Your objective:
In the entries that follow, how many lines contain the word "icon"? Answer with the number only.

* begin Given data *

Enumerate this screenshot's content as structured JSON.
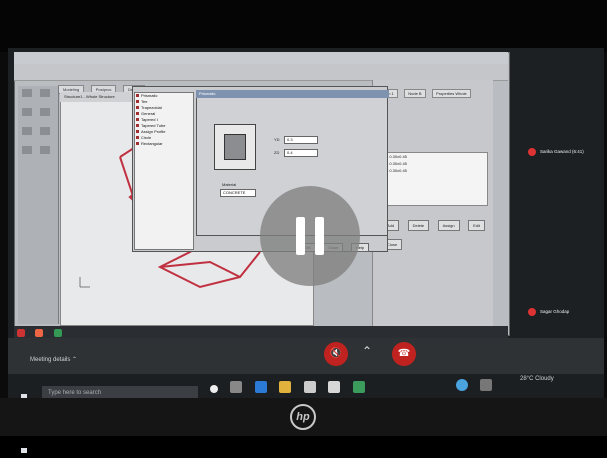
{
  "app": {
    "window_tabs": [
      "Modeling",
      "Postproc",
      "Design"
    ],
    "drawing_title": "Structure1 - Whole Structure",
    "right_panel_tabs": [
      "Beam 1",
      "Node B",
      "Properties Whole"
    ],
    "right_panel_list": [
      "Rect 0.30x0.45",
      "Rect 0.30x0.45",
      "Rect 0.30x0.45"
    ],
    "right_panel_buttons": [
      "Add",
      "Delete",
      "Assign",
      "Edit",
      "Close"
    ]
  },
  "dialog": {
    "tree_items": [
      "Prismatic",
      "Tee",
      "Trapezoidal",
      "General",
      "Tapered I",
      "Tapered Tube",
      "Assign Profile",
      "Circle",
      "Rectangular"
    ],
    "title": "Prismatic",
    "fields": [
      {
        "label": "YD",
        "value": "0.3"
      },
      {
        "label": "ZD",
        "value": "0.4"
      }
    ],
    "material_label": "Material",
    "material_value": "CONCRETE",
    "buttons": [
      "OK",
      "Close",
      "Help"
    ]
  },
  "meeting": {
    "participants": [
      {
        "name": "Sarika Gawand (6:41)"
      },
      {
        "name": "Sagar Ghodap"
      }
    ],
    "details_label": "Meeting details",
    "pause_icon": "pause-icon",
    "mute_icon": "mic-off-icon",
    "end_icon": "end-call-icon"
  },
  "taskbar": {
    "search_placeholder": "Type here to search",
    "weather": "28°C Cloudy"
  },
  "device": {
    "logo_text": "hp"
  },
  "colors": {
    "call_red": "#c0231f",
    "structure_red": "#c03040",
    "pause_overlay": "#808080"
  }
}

* end Given data *

Full response:
3